== Stored data ==
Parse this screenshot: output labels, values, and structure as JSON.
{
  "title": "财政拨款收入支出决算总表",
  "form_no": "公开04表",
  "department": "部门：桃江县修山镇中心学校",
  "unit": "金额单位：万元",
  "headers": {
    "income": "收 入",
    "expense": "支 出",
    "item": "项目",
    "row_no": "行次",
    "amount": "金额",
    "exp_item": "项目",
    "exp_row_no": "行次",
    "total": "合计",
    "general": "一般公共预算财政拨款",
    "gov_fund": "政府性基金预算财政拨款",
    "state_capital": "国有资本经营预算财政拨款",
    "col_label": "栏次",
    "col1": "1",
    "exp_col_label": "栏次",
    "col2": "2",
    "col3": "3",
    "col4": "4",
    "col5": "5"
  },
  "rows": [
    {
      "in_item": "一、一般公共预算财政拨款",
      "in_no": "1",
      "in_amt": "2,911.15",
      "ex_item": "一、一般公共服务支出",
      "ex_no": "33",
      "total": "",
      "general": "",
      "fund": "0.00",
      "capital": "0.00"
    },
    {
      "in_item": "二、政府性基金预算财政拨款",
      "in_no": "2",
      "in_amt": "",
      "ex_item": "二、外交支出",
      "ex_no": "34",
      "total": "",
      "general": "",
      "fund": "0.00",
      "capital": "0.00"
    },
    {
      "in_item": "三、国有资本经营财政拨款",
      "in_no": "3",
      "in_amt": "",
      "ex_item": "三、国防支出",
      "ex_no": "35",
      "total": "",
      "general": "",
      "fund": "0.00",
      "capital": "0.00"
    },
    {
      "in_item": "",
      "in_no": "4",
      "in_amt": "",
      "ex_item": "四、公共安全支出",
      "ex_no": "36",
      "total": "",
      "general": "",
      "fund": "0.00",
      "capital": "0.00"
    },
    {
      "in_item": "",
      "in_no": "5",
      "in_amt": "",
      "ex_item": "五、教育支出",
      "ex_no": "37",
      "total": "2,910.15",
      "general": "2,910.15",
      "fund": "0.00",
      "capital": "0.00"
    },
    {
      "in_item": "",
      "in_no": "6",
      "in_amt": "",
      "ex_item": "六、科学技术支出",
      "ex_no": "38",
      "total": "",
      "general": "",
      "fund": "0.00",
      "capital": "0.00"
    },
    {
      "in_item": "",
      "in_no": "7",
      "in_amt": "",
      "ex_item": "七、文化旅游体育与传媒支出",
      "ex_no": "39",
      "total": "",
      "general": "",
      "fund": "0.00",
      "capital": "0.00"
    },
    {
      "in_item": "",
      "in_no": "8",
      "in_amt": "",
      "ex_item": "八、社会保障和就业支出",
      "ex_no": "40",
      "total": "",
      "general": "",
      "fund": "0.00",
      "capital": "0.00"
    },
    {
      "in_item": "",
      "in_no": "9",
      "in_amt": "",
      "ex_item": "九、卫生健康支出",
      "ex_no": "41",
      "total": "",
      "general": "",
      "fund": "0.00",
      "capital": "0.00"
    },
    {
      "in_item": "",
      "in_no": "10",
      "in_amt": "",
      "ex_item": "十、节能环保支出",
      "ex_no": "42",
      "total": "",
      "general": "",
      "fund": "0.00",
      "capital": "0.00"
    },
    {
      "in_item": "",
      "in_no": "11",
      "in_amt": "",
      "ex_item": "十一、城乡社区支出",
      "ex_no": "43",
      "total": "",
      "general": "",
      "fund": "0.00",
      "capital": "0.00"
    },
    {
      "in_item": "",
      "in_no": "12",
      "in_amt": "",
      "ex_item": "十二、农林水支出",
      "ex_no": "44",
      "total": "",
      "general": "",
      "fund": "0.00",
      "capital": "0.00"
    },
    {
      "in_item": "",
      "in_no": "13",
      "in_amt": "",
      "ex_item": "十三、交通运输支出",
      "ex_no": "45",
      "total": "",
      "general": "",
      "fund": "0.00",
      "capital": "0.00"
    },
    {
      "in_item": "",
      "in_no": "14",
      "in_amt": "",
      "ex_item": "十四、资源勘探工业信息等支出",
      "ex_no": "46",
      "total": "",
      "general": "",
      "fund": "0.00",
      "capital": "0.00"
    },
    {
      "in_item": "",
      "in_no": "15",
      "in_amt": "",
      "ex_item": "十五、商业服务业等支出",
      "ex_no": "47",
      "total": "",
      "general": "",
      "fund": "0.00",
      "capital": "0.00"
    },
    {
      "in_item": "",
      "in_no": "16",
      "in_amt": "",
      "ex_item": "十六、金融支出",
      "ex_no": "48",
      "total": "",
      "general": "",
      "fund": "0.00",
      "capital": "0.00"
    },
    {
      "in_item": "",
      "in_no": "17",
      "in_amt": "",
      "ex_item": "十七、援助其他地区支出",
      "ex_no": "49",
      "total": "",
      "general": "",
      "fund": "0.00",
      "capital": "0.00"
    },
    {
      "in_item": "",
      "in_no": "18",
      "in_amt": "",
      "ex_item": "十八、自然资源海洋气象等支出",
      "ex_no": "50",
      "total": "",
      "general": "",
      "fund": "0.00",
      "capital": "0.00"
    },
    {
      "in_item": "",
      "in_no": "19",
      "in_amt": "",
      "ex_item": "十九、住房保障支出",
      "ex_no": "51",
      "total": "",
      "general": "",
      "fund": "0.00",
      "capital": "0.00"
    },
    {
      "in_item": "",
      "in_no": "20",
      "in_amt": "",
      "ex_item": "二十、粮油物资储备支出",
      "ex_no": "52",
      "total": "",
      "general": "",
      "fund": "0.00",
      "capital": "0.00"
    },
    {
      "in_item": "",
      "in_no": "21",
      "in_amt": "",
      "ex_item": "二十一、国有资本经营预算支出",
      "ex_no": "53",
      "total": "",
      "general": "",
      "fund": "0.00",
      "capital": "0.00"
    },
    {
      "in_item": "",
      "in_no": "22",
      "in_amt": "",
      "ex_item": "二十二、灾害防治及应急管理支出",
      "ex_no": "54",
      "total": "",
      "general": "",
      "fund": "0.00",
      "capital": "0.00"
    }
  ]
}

== Task to carry out ==
Please reproduce each record precisely as written.

== Response to this task ==
Parse this screenshot: output labels, values, and structure as JSON.
{
  "title": "财政拨款收入支出决算总表",
  "form_no": "公开04表",
  "department": "部门：桃江县修山镇中心学校",
  "unit": "金额单位：万元",
  "headers": {
    "income": "收 入",
    "expense": "支 出",
    "item": "项目",
    "row_no": "行次",
    "amount": "金额",
    "exp_item": "项目",
    "exp_row_no": "行次",
    "total": "合计",
    "general": "一般公共预算财政拨款",
    "gov_fund": "政府性基金预算财政拨款",
    "state_capital": "国有资本经营预算财政拨款",
    "col_label": "栏次",
    "col1": "1",
    "exp_col_label": "栏次",
    "col2": "2",
    "col3": "3",
    "col4": "4",
    "col5": "5"
  },
  "rows": [
    {
      "in_item": "一、一般公共预算财政拨款",
      "in_no": "1",
      "in_amt": "2,911.15",
      "ex_item": "一、一般公共服务支出",
      "ex_no": "33",
      "total": "",
      "general": "",
      "fund": "0.00",
      "capital": "0.00"
    },
    {
      "in_item": "二、政府性基金预算财政拨款",
      "in_no": "2",
      "in_amt": "",
      "ex_item": "二、外交支出",
      "ex_no": "34",
      "total": "",
      "general": "",
      "fund": "0.00",
      "capital": "0.00"
    },
    {
      "in_item": "三、国有资本经营财政拨款",
      "in_no": "3",
      "in_amt": "",
      "ex_item": "三、国防支出",
      "ex_no": "35",
      "total": "",
      "general": "",
      "fund": "0.00",
      "capital": "0.00"
    },
    {
      "in_item": "",
      "in_no": "4",
      "in_amt": "",
      "ex_item": "四、公共安全支出",
      "ex_no": "36",
      "total": "",
      "general": "",
      "fund": "0.00",
      "capital": "0.00"
    },
    {
      "in_item": "",
      "in_no": "5",
      "in_amt": "",
      "ex_item": "五、教育支出",
      "ex_no": "37",
      "total": "2,910.15",
      "general": "2,910.15",
      "fund": "0.00",
      "capital": "0.00"
    },
    {
      "in_item": "",
      "in_no": "6",
      "in_amt": "",
      "ex_item": "六、科学技术支出",
      "ex_no": "38",
      "total": "",
      "general": "",
      "fund": "0.00",
      "capital": "0.00"
    },
    {
      "in_item": "",
      "in_no": "7",
      "in_amt": "",
      "ex_item": "七、文化旅游体育与传媒支出",
      "ex_no": "39",
      "total": "",
      "general": "",
      "fund": "0.00",
      "capital": "0.00"
    },
    {
      "in_item": "",
      "in_no": "8",
      "in_amt": "",
      "ex_item": "八、社会保障和就业支出",
      "ex_no": "40",
      "total": "",
      "general": "",
      "fund": "0.00",
      "capital": "0.00"
    },
    {
      "in_item": "",
      "in_no": "9",
      "in_amt": "",
      "ex_item": "九、卫生健康支出",
      "ex_no": "41",
      "total": "",
      "general": "",
      "fund": "0.00",
      "capital": "0.00"
    },
    {
      "in_item": "",
      "in_no": "10",
      "in_amt": "",
      "ex_item": "十、节能环保支出",
      "ex_no": "42",
      "total": "",
      "general": "",
      "fund": "0.00",
      "capital": "0.00"
    },
    {
      "in_item": "",
      "in_no": "11",
      "in_amt": "",
      "ex_item": "十一、城乡社区支出",
      "ex_no": "43",
      "total": "",
      "general": "",
      "fund": "0.00",
      "capital": "0.00"
    },
    {
      "in_item": "",
      "in_no": "12",
      "in_amt": "",
      "ex_item": "十二、农林水支出",
      "ex_no": "44",
      "total": "",
      "general": "",
      "fund": "0.00",
      "capital": "0.00"
    },
    {
      "in_item": "",
      "in_no": "13",
      "in_amt": "",
      "ex_item": "十三、交通运输支出",
      "ex_no": "45",
      "total": "",
      "general": "",
      "fund": "0.00",
      "capital": "0.00"
    },
    {
      "in_item": "",
      "in_no": "14",
      "in_amt": "",
      "ex_item": "十四、资源勘探工业信息等支出",
      "ex_no": "46",
      "total": "",
      "general": "",
      "fund": "0.00",
      "capital": "0.00"
    },
    {
      "in_item": "",
      "in_no": "15",
      "in_amt": "",
      "ex_item": "十五、商业服务业等支出",
      "ex_no": "47",
      "total": "",
      "general": "",
      "fund": "0.00",
      "capital": "0.00"
    },
    {
      "in_item": "",
      "in_no": "16",
      "in_amt": "",
      "ex_item": "十六、金融支出",
      "ex_no": "48",
      "total": "",
      "general": "",
      "fund": "0.00",
      "capital": "0.00"
    },
    {
      "in_item": "",
      "in_no": "17",
      "in_amt": "",
      "ex_item": "十七、援助其他地区支出",
      "ex_no": "49",
      "total": "",
      "general": "",
      "fund": "0.00",
      "capital": "0.00"
    },
    {
      "in_item": "",
      "in_no": "18",
      "in_amt": "",
      "ex_item": "十八、自然资源海洋气象等支出",
      "ex_no": "50",
      "total": "",
      "general": "",
      "fund": "0.00",
      "capital": "0.00"
    },
    {
      "in_item": "",
      "in_no": "19",
      "in_amt": "",
      "ex_item": "十九、住房保障支出",
      "ex_no": "51",
      "total": "",
      "general": "",
      "fund": "0.00",
      "capital": "0.00"
    },
    {
      "in_item": "",
      "in_no": "20",
      "in_amt": "",
      "ex_item": "二十、粮油物资储备支出",
      "ex_no": "52",
      "total": "",
      "general": "",
      "fund": "0.00",
      "capital": "0.00"
    },
    {
      "in_item": "",
      "in_no": "21",
      "in_amt": "",
      "ex_item": "二十一、国有资本经营预算支出",
      "ex_no": "53",
      "total": "",
      "general": "",
      "fund": "0.00",
      "capital": "0.00"
    },
    {
      "in_item": "",
      "in_no": "22",
      "in_amt": "",
      "ex_item": "二十二、灾害防治及应急管理支出",
      "ex_no": "54",
      "total": "",
      "general": "",
      "fund": "0.00",
      "capital": "0.00"
    }
  ]
}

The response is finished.